## Start

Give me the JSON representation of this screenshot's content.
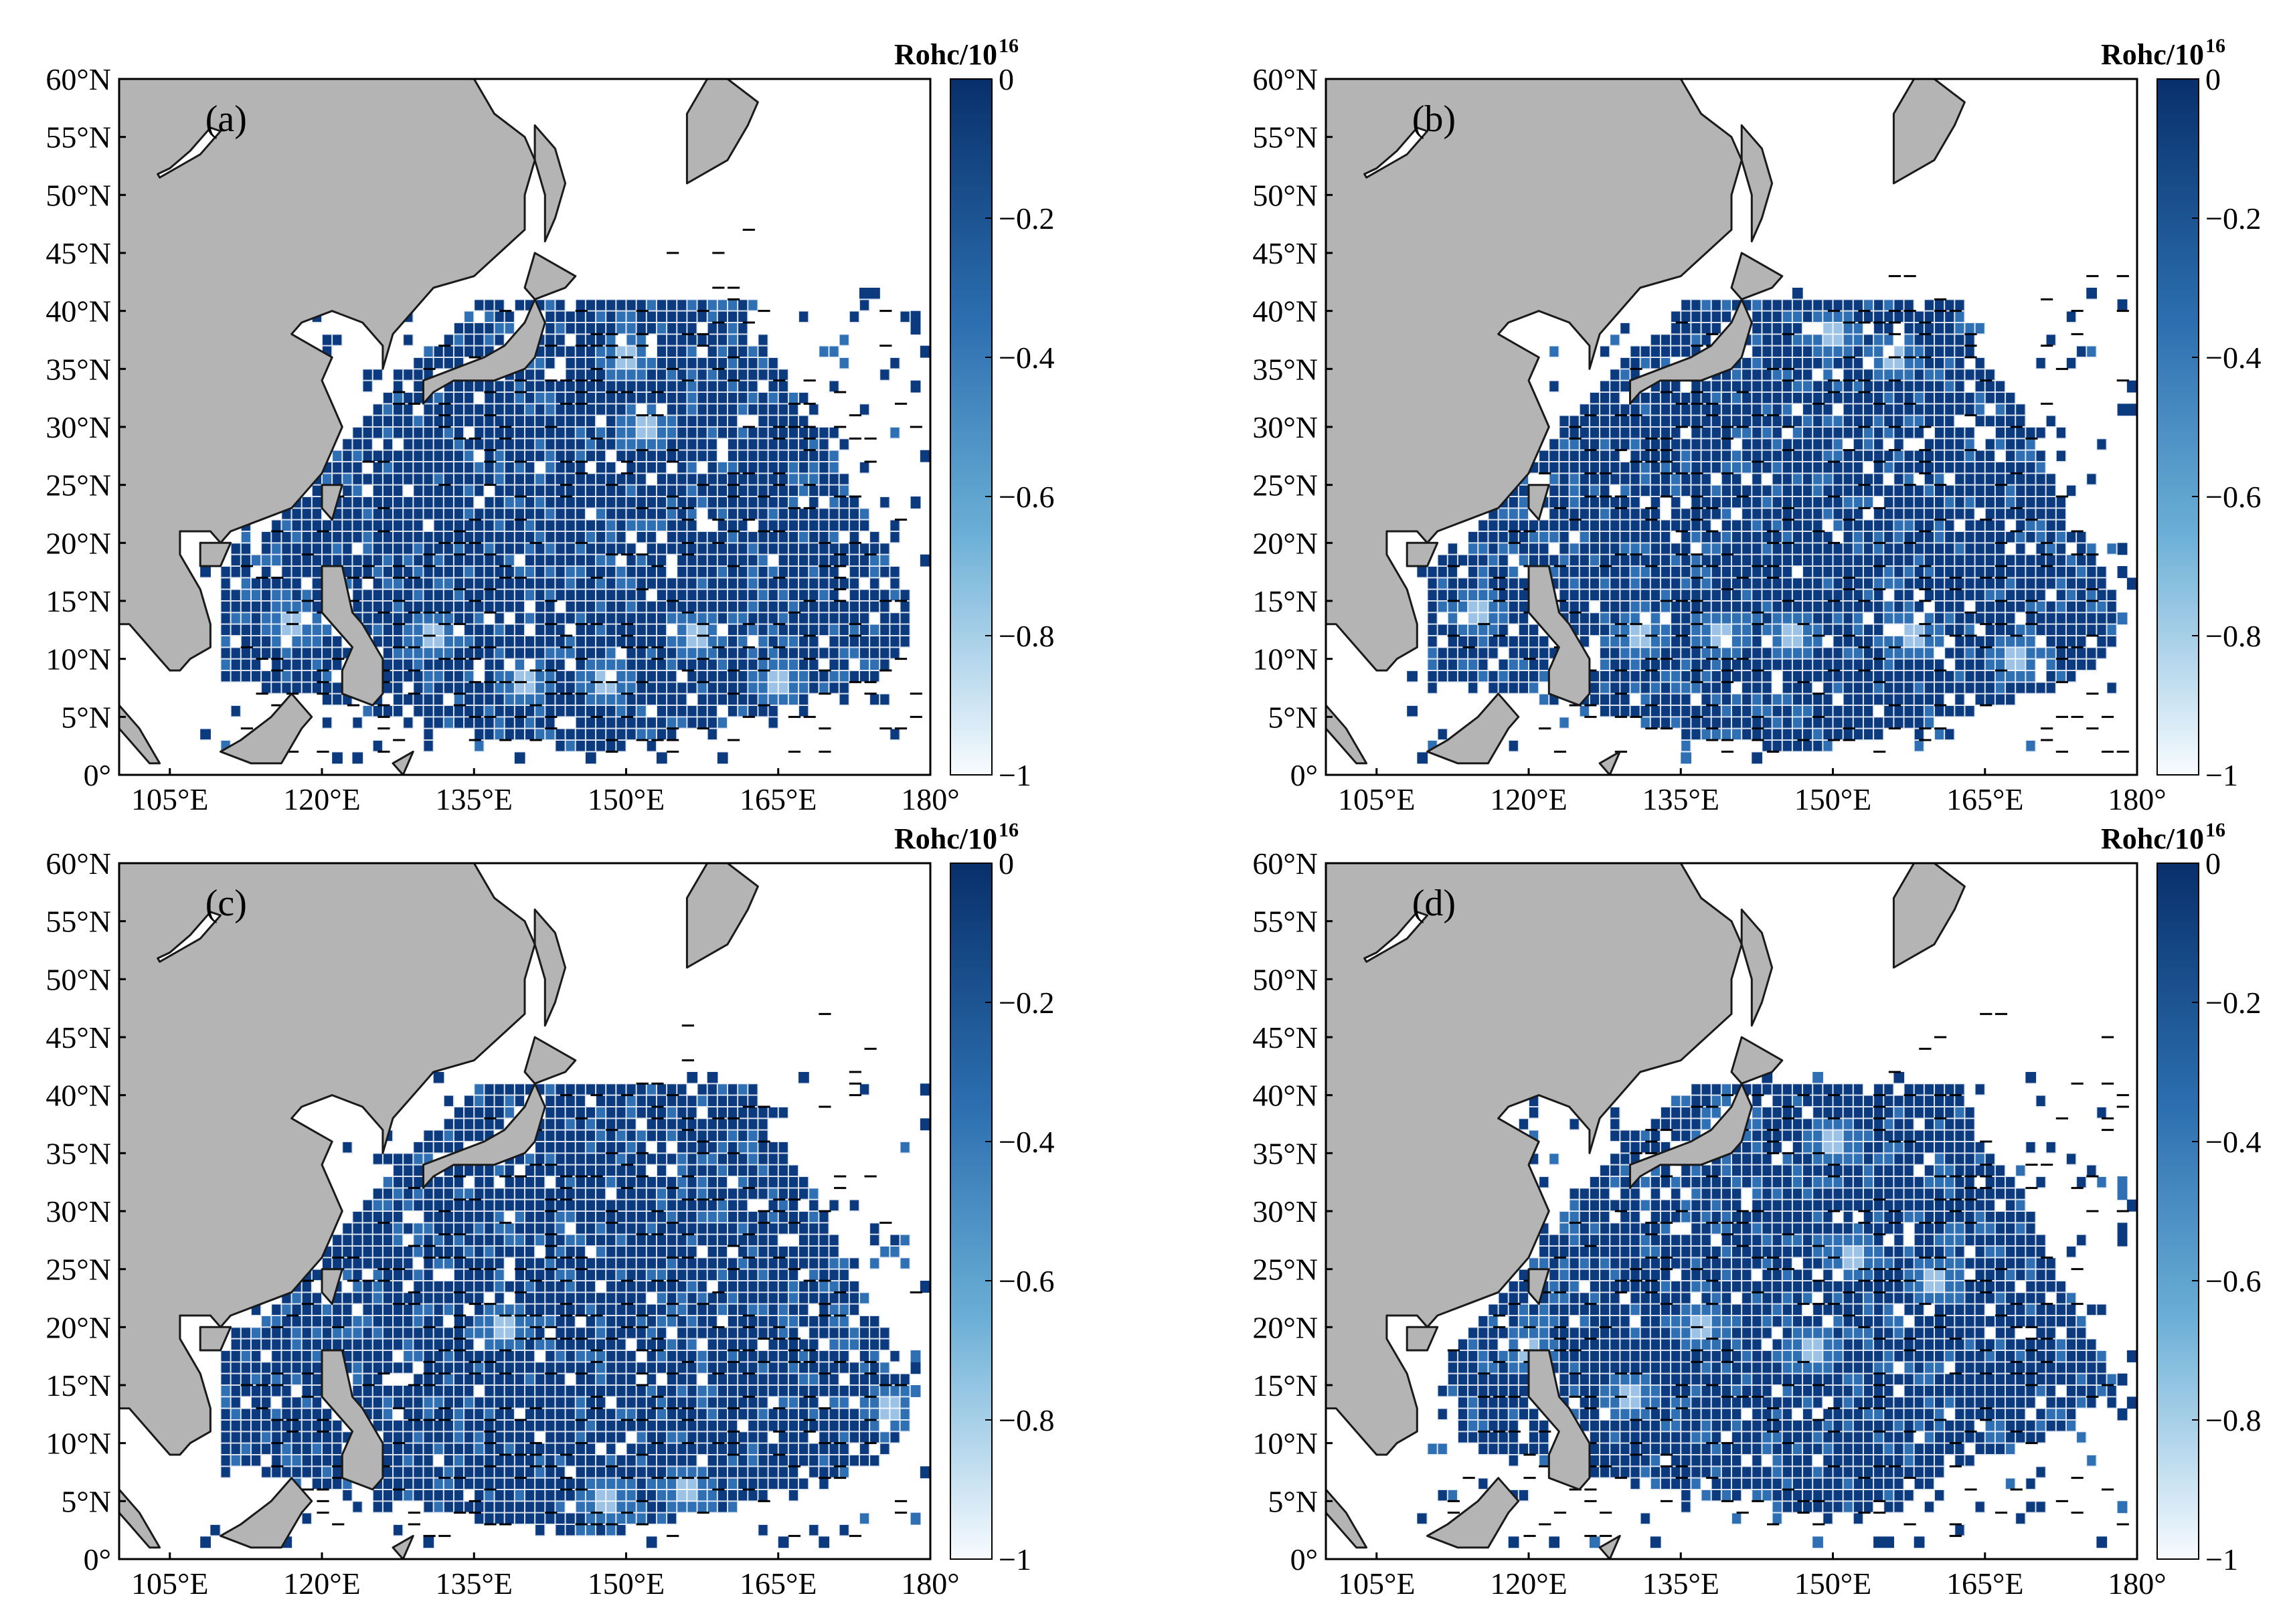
{
  "colors": {
    "land": "#b4b4b4",
    "coast": "#1a1a1a",
    "ocean": "#ffffff",
    "cell_dark": "#0b3a7e",
    "cell_mid": "#2f6fb3",
    "cell_light": "#9cc3e6",
    "grid": "#ffffff",
    "hatch": "#000000"
  },
  "chart_data": [
    {
      "type": "heatmap",
      "label": "(a)",
      "colorbar_title": "Rohc/10",
      "colorbar_exponent": "16",
      "colorbar_ticks": [
        "0",
        "−0.2",
        "−0.4",
        "−0.6",
        "−0.8",
        "−1"
      ],
      "colorbar_range": [
        -1,
        0
      ],
      "x_ticks": [
        "105°E",
        "120°E",
        "135°E",
        "150°E",
        "165°E",
        "180°"
      ],
      "y_ticks": [
        "60°N",
        "55°N",
        "50°N",
        "45°N",
        "40°N",
        "35°N",
        "30°N",
        "25°N",
        "20°N",
        "15°N",
        "10°N",
        "5°N",
        "0°"
      ],
      "lon_range": [
        100,
        180
      ],
      "lat_range": [
        0,
        60
      ],
      "region": [
        [
          110,
          8
        ],
        [
          110,
          18
        ],
        [
          116,
          22
        ],
        [
          121,
          27
        ],
        [
          127,
          33
        ],
        [
          131,
          37
        ],
        [
          136,
          41
        ],
        [
          163,
          41
        ],
        [
          164,
          37
        ],
        [
          168,
          33
        ],
        [
          170,
          29
        ],
        [
          172,
          25
        ],
        [
          174,
          22
        ],
        [
          176,
          19
        ],
        [
          178,
          15
        ],
        [
          178,
          11
        ],
        [
          174,
          8
        ],
        [
          166,
          6
        ],
        [
          158,
          4
        ],
        [
          148,
          2
        ],
        [
          138,
          3
        ],
        [
          128,
          5
        ],
        [
          118,
          7
        ]
      ],
      "light_spots": [
        [
          117,
          13
        ],
        [
          131,
          12
        ],
        [
          140,
          8
        ],
        [
          148,
          8
        ],
        [
          150,
          36
        ],
        [
          152,
          30
        ],
        [
          157,
          12
        ],
        [
          165,
          8
        ]
      ]
    },
    {
      "type": "heatmap",
      "label": "(b)",
      "colorbar_title": "Rohc/10",
      "colorbar_exponent": "16",
      "colorbar_ticks": [
        "0",
        "−0.2",
        "−0.4",
        "−0.6",
        "−0.8",
        "−1"
      ],
      "colorbar_range": [
        -1,
        0
      ],
      "x_ticks": [
        "105°E",
        "120°E",
        "135°E",
        "150°E",
        "165°E",
        "180°"
      ],
      "y_ticks": [
        "60°N",
        "55°N",
        "50°N",
        "45°N",
        "40°N",
        "35°N",
        "30°N",
        "25°N",
        "20°N",
        "15°N",
        "10°N",
        "5°N",
        "0°"
      ],
      "lon_range": [
        100,
        180
      ],
      "lat_range": [
        0,
        60
      ],
      "region": [
        [
          110,
          8
        ],
        [
          110,
          18
        ],
        [
          116,
          22
        ],
        [
          121,
          27
        ],
        [
          127,
          33
        ],
        [
          131,
          37
        ],
        [
          136,
          41
        ],
        [
          163,
          41
        ],
        [
          164,
          37
        ],
        [
          168,
          33
        ],
        [
          170,
          29
        ],
        [
          172,
          25
        ],
        [
          174,
          22
        ],
        [
          176,
          19
        ],
        [
          178,
          15
        ],
        [
          178,
          11
        ],
        [
          174,
          8
        ],
        [
          166,
          6
        ],
        [
          158,
          4
        ],
        [
          148,
          2
        ],
        [
          138,
          3
        ],
        [
          128,
          5
        ],
        [
          118,
          7
        ]
      ],
      "light_spots": [
        [
          115,
          14
        ],
        [
          131,
          12
        ],
        [
          139,
          12
        ],
        [
          146,
          12
        ],
        [
          150,
          38
        ],
        [
          156,
          36
        ],
        [
          158,
          12
        ],
        [
          168,
          10
        ]
      ]
    },
    {
      "type": "heatmap",
      "label": "(c)",
      "colorbar_title": "Rohc/10",
      "colorbar_exponent": "16",
      "colorbar_ticks": [
        "0",
        "−0.2",
        "−0.4",
        "−0.6",
        "−0.8",
        "−1"
      ],
      "colorbar_range": [
        -1,
        0
      ],
      "x_ticks": [
        "105°E",
        "120°E",
        "135°E",
        "150°E",
        "165°E",
        "180°"
      ],
      "y_ticks": [
        "60°N",
        "55°N",
        "50°N",
        "45°N",
        "40°N",
        "35°N",
        "30°N",
        "25°N",
        "20°N",
        "15°N",
        "10°N",
        "5°N",
        "0°"
      ],
      "lon_range": [
        100,
        180
      ],
      "lat_range": [
        0,
        60
      ],
      "region": [
        [
          110,
          8
        ],
        [
          110,
          18
        ],
        [
          116,
          22
        ],
        [
          121,
          27
        ],
        [
          127,
          33
        ],
        [
          131,
          37
        ],
        [
          136,
          41
        ],
        [
          163,
          41
        ],
        [
          164,
          37
        ],
        [
          168,
          33
        ],
        [
          170,
          29
        ],
        [
          172,
          25
        ],
        [
          174,
          22
        ],
        [
          176,
          19
        ],
        [
          178,
          15
        ],
        [
          178,
          11
        ],
        [
          174,
          8
        ],
        [
          166,
          6
        ],
        [
          158,
          4
        ],
        [
          148,
          2
        ],
        [
          138,
          3
        ],
        [
          128,
          5
        ],
        [
          118,
          7
        ]
      ],
      "light_spots": [
        [
          148,
          5
        ],
        [
          156,
          6
        ],
        [
          176,
          13
        ],
        [
          138,
          20
        ]
      ]
    },
    {
      "type": "heatmap",
      "label": "(d)",
      "colorbar_title": "Rohc/10",
      "colorbar_exponent": "16",
      "colorbar_ticks": [
        "0",
        "−0.2",
        "−0.4",
        "−0.6",
        "−0.8",
        "−1"
      ],
      "colorbar_range": [
        -1,
        0
      ],
      "x_ticks": [
        "105°E",
        "120°E",
        "135°E",
        "150°E",
        "165°E",
        "180°"
      ],
      "y_ticks": [
        "60°N",
        "55°N",
        "50°N",
        "45°N",
        "40°N",
        "35°N",
        "30°N",
        "25°N",
        "20°N",
        "15°N",
        "10°N",
        "5°N",
        "0°"
      ],
      "lon_range": [
        100,
        180
      ],
      "lat_range": [
        0,
        60
      ],
      "region": [
        [
          113,
          10
        ],
        [
          112,
          18
        ],
        [
          118,
          23
        ],
        [
          121,
          27
        ],
        [
          127,
          33
        ],
        [
          131,
          37
        ],
        [
          136,
          41
        ],
        [
          163,
          41
        ],
        [
          164,
          37
        ],
        [
          168,
          33
        ],
        [
          170,
          29
        ],
        [
          172,
          25
        ],
        [
          174,
          22
        ],
        [
          176,
          19
        ],
        [
          178,
          15
        ],
        [
          176,
          12
        ],
        [
          170,
          10
        ],
        [
          162,
          8
        ],
        [
          156,
          4
        ],
        [
          148,
          4
        ],
        [
          140,
          5
        ],
        [
          130,
          7
        ],
        [
          120,
          8
        ]
      ],
      "light_spots": [
        [
          137,
          20
        ],
        [
          148,
          18
        ],
        [
          152,
          26
        ],
        [
          160,
          24
        ],
        [
          140,
          38
        ],
        [
          150,
          36
        ],
        [
          130,
          14
        ],
        [
          120,
          18
        ]
      ]
    }
  ]
}
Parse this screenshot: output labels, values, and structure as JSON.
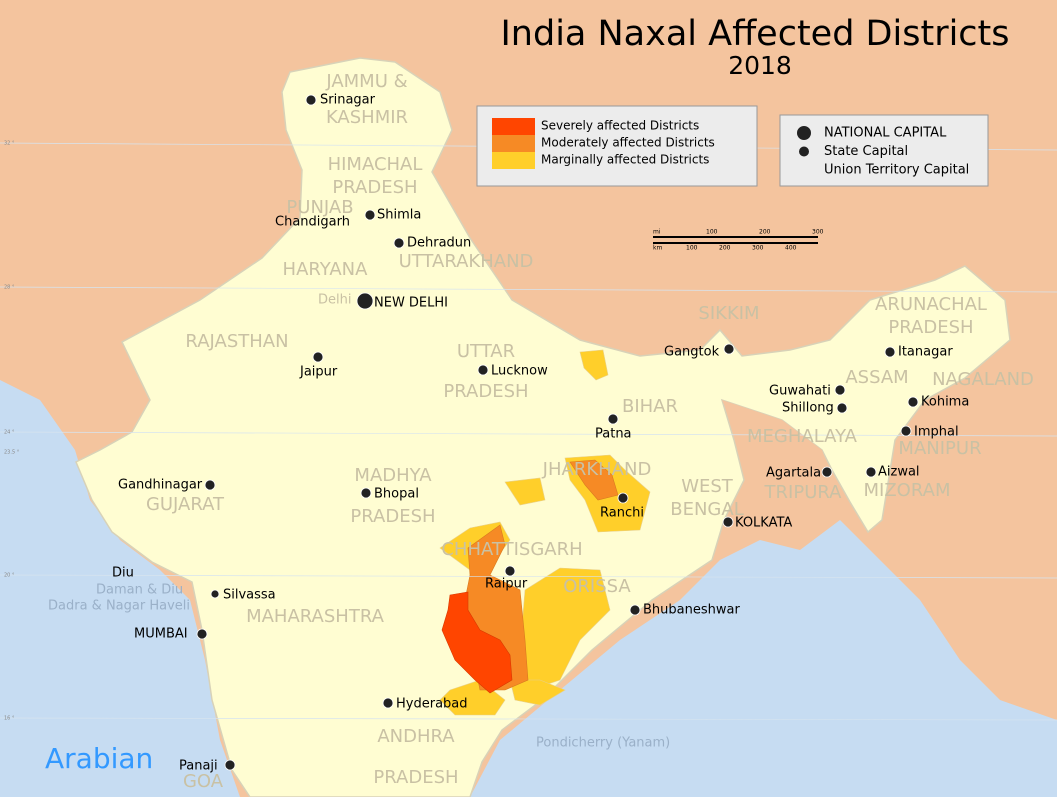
{
  "title": "India Naxal Affected Districts",
  "subtitle": "2018",
  "legend": {
    "items": [
      {
        "label": "Severely affected Districts",
        "color": "#ff4500"
      },
      {
        "label": "Moderately affected Districts",
        "color": "#f68a25"
      },
      {
        "label": "Marginally affected Districts",
        "color": "#ffcf2a"
      }
    ]
  },
  "capital_legend": {
    "items": [
      "NATIONAL CAPITAL",
      "State Capital",
      "Union Territory Capital"
    ]
  },
  "scale": {
    "mi": [
      "mi",
      "100",
      "200",
      "300"
    ],
    "km": [
      "km",
      "100",
      "200",
      "300",
      "400"
    ]
  },
  "latitudes": [
    "32 °",
    "28 °",
    "24 °",
    "23.5 °",
    "20 °",
    "16 °"
  ],
  "states": [
    {
      "lines": [
        "JAMMU &",
        "KASHMIR"
      ]
    },
    {
      "lines": [
        "HIMACHAL",
        "PRADESH"
      ]
    },
    {
      "lines": [
        "PUNJAB"
      ]
    },
    {
      "lines": [
        "HARYANA"
      ]
    },
    {
      "lines": [
        "UTTARAKHAND"
      ]
    },
    {
      "lines": [
        "RAJASTHAN"
      ]
    },
    {
      "lines": [
        "UTTAR",
        "PRADESH"
      ]
    },
    {
      "lines": [
        "BIHAR"
      ]
    },
    {
      "lines": [
        "SIKKIM"
      ]
    },
    {
      "lines": [
        "ARUNACHAL",
        "PRADESH"
      ]
    },
    {
      "lines": [
        "ASSAM"
      ]
    },
    {
      "lines": [
        "NAGALAND"
      ]
    },
    {
      "lines": [
        "MEGHALAYA"
      ]
    },
    {
      "lines": [
        "MANIPUR"
      ]
    },
    {
      "lines": [
        "TRIPURA"
      ]
    },
    {
      "lines": [
        "MIZORAM"
      ]
    },
    {
      "lines": [
        "JHARKHAND"
      ]
    },
    {
      "lines": [
        "WEST",
        "BENGAL"
      ]
    },
    {
      "lines": [
        "MADHYA",
        "PRADESH"
      ]
    },
    {
      "lines": [
        "GUJARAT"
      ]
    },
    {
      "lines": [
        "CHHATTISGARH"
      ]
    },
    {
      "lines": [
        "ORISSA"
      ]
    },
    {
      "lines": [
        "MAHARASHTRA"
      ]
    },
    {
      "lines": [
        "ANDHRA",
        "PRADESH"
      ]
    },
    {
      "lines": [
        "GOA"
      ]
    }
  ],
  "cities": [
    "Srinagar",
    "Shimla",
    "Chandigarh",
    "Dehradun",
    "NEW DELHI",
    "Jaipur",
    "Lucknow",
    "Patna",
    "Gangtok",
    "Itanagar",
    "Guwahati",
    "Shillong",
    "Kohima",
    "Imphal",
    "Aizwal",
    "Agartala",
    "KOLKATA",
    "Ranchi",
    "Bhubaneshwar",
    "Raipur",
    "Bhopal",
    "Gandhinagar",
    "Silvassa",
    "MUMBAI",
    "Hyderabad",
    "Panaji",
    "Diu"
  ],
  "other_labels": [
    "Delhi",
    "Daman & Diu",
    "Dadra & Nagar Haveli",
    "Pondicherry (Yanam)",
    "Arabian"
  ]
}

## End

--- Stated exercise ---
Select all lines in the listing above where the word "Districts" appears, and show them.

--- Solution below ---
  "title": "India Naxal Affected Districts",
        "label": "Severely affected Districts",
        "label": "Moderately affected Districts",
        "label": "Marginally affected Districts",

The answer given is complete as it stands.